**Problem details:** State the number of lines with the string "text" in them, and nothing else.
* * *
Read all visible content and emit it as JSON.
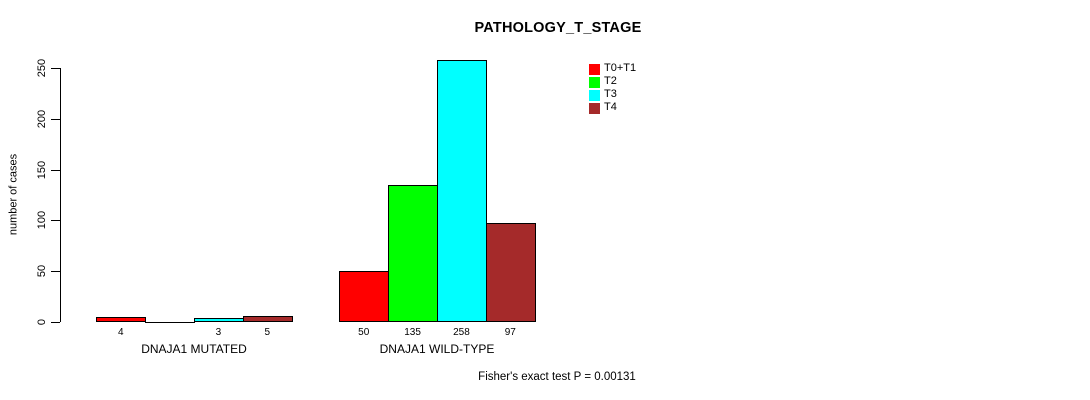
{
  "chart_data": {
    "type": "bar",
    "title": "PATHOLOGY_T_STAGE",
    "ylabel": "number of cases",
    "xlabel": "",
    "ylim": [
      0,
      250
    ],
    "yticks": [
      0,
      50,
      100,
      150,
      200,
      250
    ],
    "grid": false,
    "legend_position": "top-right-inside",
    "categories": [
      "DNAJA1 MUTATED",
      "DNAJA1 WILD-TYPE"
    ],
    "series": [
      {
        "name": "T0+T1",
        "color": "#FF0000",
        "values": [
          4,
          50
        ]
      },
      {
        "name": "T2",
        "color": "#00FF00",
        "values": [
          0,
          135
        ]
      },
      {
        "name": "T3",
        "color": "#00FFFF",
        "values": [
          3,
          258
        ]
      },
      {
        "name": "T4",
        "color": "#A52A2A",
        "values": [
          5,
          97
        ]
      }
    ],
    "bar_value_labels": [
      [
        "4",
        null,
        "3",
        "5"
      ],
      [
        "50",
        "135",
        "258",
        "97"
      ]
    ],
    "footer": "Fisher's exact test P = 0.00131"
  },
  "colors": {
    "axis": "#000000",
    "text": "#000000",
    "background": "#FFFFFF"
  }
}
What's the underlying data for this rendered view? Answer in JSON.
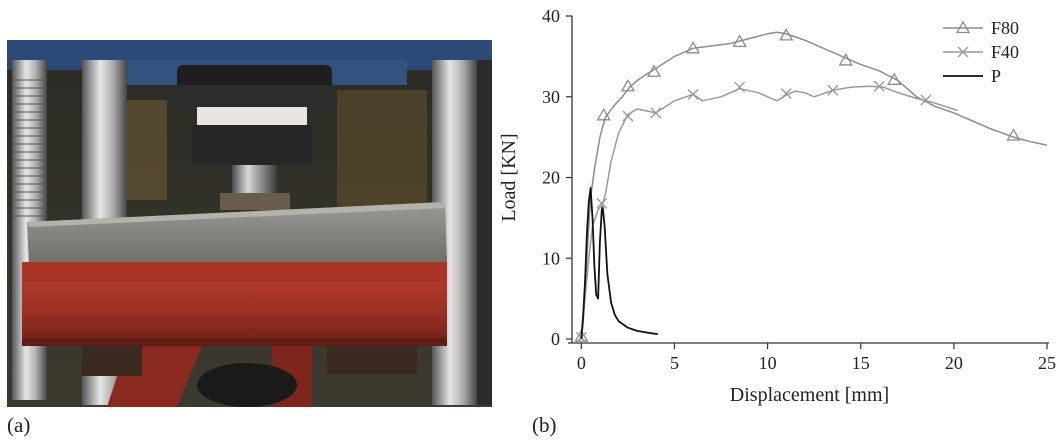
{
  "panel_a": {
    "label": "(a)"
  },
  "panel_b": {
    "label": "(b)"
  },
  "chart_data": {
    "type": "line",
    "title": "",
    "xlabel": "Displacement [mm]",
    "ylabel": "Load [KN]",
    "xlim": [
      -0.5,
      25
    ],
    "ylim": [
      0,
      40
    ],
    "x_ticks": [
      0,
      5,
      10,
      15,
      20,
      25
    ],
    "y_ticks": [
      0,
      10,
      20,
      30,
      40
    ],
    "grid": false,
    "legend_position": "top-right",
    "series": [
      {
        "name": "F80",
        "marker": "triangle",
        "color": "#8c8c8c",
        "points": [
          [
            0,
            0
          ],
          [
            0.1,
            2
          ],
          [
            0.2,
            6
          ],
          [
            0.3,
            10
          ],
          [
            0.4,
            14
          ],
          [
            0.5,
            17.5
          ],
          [
            0.7,
            21
          ],
          [
            1.0,
            25
          ],
          [
            1.3,
            27.5
          ],
          [
            1.8,
            29
          ],
          [
            2.2,
            30
          ],
          [
            2.6,
            31.2
          ],
          [
            3,
            32
          ],
          [
            3.5,
            32.8
          ],
          [
            4,
            33.5
          ],
          [
            5,
            35
          ],
          [
            6,
            36
          ],
          [
            7,
            36.3
          ],
          [
            8,
            36.6
          ],
          [
            9,
            37.2
          ],
          [
            10,
            37.8
          ],
          [
            10.5,
            38
          ],
          [
            11,
            37.8
          ],
          [
            11.5,
            37.4
          ],
          [
            12,
            37
          ],
          [
            13,
            36
          ],
          [
            14,
            35
          ],
          [
            15,
            34
          ],
          [
            16,
            33.2
          ],
          [
            17,
            32
          ],
          [
            17.5,
            31
          ],
          [
            18,
            30
          ],
          [
            19,
            28.8
          ],
          [
            20,
            28
          ],
          [
            21,
            27
          ],
          [
            22,
            26
          ],
          [
            23.2,
            25
          ],
          [
            24,
            24.5
          ],
          [
            25,
            24
          ]
        ],
        "markers_at": [
          [
            0,
            0.3
          ],
          [
            1.2,
            27.7
          ],
          [
            2.5,
            31.3
          ],
          [
            3.9,
            33.1
          ],
          [
            6,
            36
          ],
          [
            8.5,
            36.8
          ],
          [
            11,
            37.6
          ],
          [
            14.2,
            34.5
          ],
          [
            16.8,
            32.1
          ],
          [
            23.2,
            25.2
          ]
        ]
      },
      {
        "name": "F40",
        "marker": "x",
        "color": "#9a9a9a",
        "points": [
          [
            0,
            0
          ],
          [
            0.2,
            5
          ],
          [
            0.4,
            10
          ],
          [
            0.6,
            14
          ],
          [
            0.9,
            16
          ],
          [
            1.1,
            16.5
          ],
          [
            1.3,
            18
          ],
          [
            1.6,
            22
          ],
          [
            2,
            25.5
          ],
          [
            2.5,
            27.8
          ],
          [
            3,
            28.5
          ],
          [
            4,
            28
          ],
          [
            5,
            29.5
          ],
          [
            6,
            30.3
          ],
          [
            6.5,
            29.5
          ],
          [
            7.5,
            30
          ],
          [
            8.5,
            31
          ],
          [
            9.5,
            30.5
          ],
          [
            10.5,
            29.5
          ],
          [
            11,
            30.2
          ],
          [
            11.5,
            30.7
          ],
          [
            12,
            30.5
          ],
          [
            12.5,
            30
          ],
          [
            13.5,
            30.8
          ],
          [
            14.5,
            31.2
          ],
          [
            15.5,
            31.3
          ],
          [
            16.2,
            31.2
          ],
          [
            17,
            30.5
          ],
          [
            18,
            29.8
          ],
          [
            19,
            29.2
          ],
          [
            20.2,
            28.3
          ]
        ],
        "markers_at": [
          [
            0,
            0.2
          ],
          [
            1.1,
            16.8
          ],
          [
            2.5,
            27.6
          ],
          [
            4,
            28
          ],
          [
            6,
            30.3
          ],
          [
            8.5,
            31.2
          ],
          [
            11,
            30.4
          ],
          [
            13.5,
            30.8
          ],
          [
            16,
            31.3
          ],
          [
            18.5,
            29.6
          ]
        ]
      },
      {
        "name": "P",
        "marker": "none",
        "color": "#111111",
        "points": [
          [
            0,
            0
          ],
          [
            0.1,
            3
          ],
          [
            0.2,
            7
          ],
          [
            0.3,
            13
          ],
          [
            0.4,
            17
          ],
          [
            0.5,
            18.7
          ],
          [
            0.6,
            15
          ],
          [
            0.7,
            9
          ],
          [
            0.8,
            5.5
          ],
          [
            0.9,
            5
          ],
          [
            1.0,
            12
          ],
          [
            1.1,
            16
          ],
          [
            1.15,
            16.3
          ],
          [
            1.25,
            14
          ],
          [
            1.4,
            8
          ],
          [
            1.6,
            4.5
          ],
          [
            1.8,
            3
          ],
          [
            2,
            2.2
          ],
          [
            2.5,
            1.4
          ],
          [
            3,
            1
          ],
          [
            3.5,
            0.8
          ],
          [
            4.1,
            0.6
          ]
        ]
      }
    ]
  }
}
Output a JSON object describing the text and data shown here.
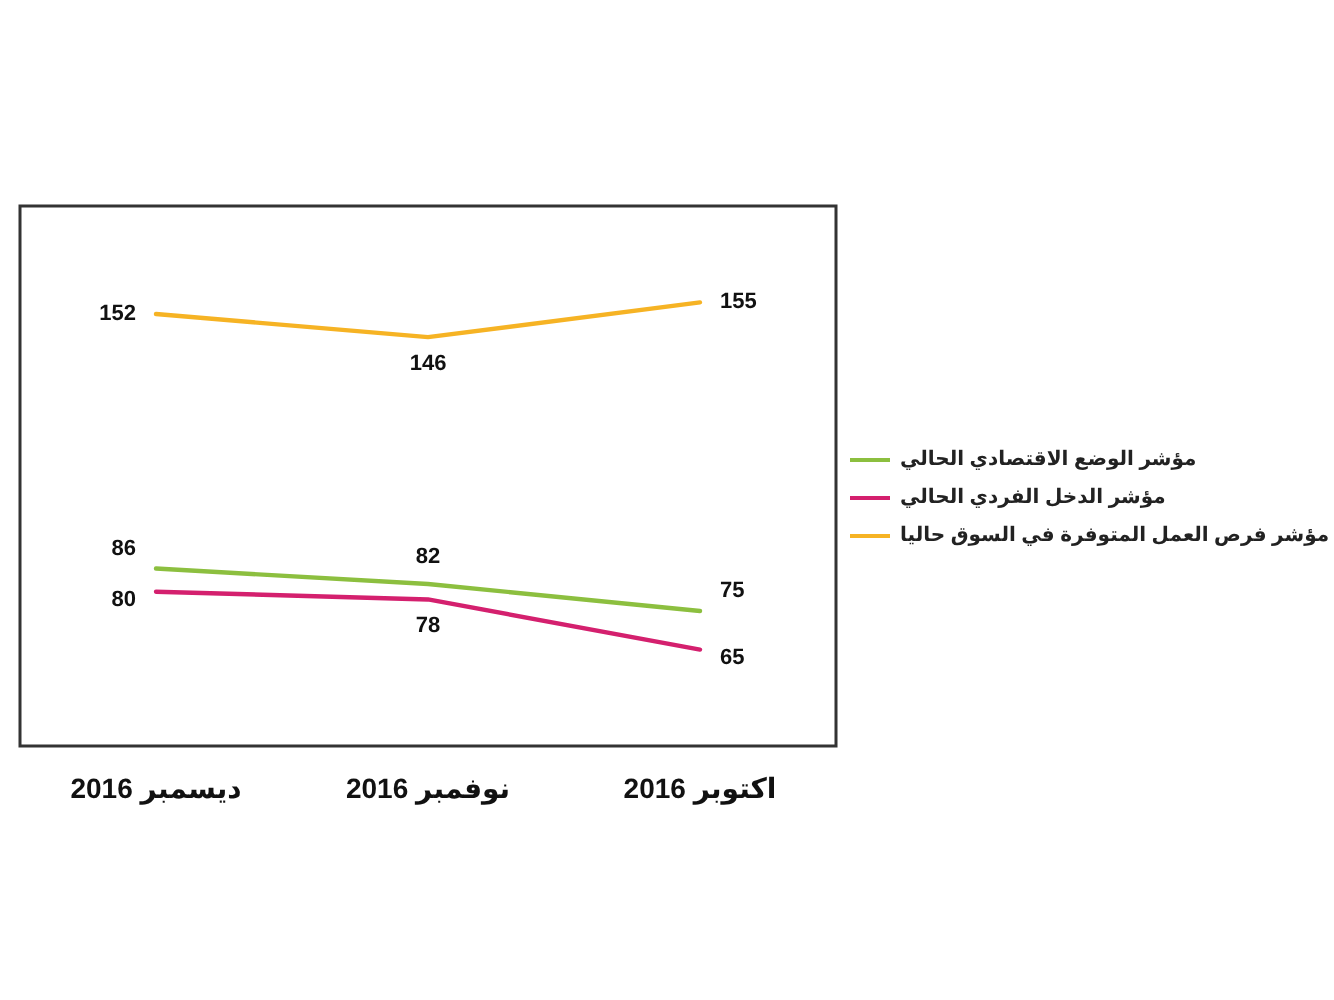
* * *
**Exercise answer:** 2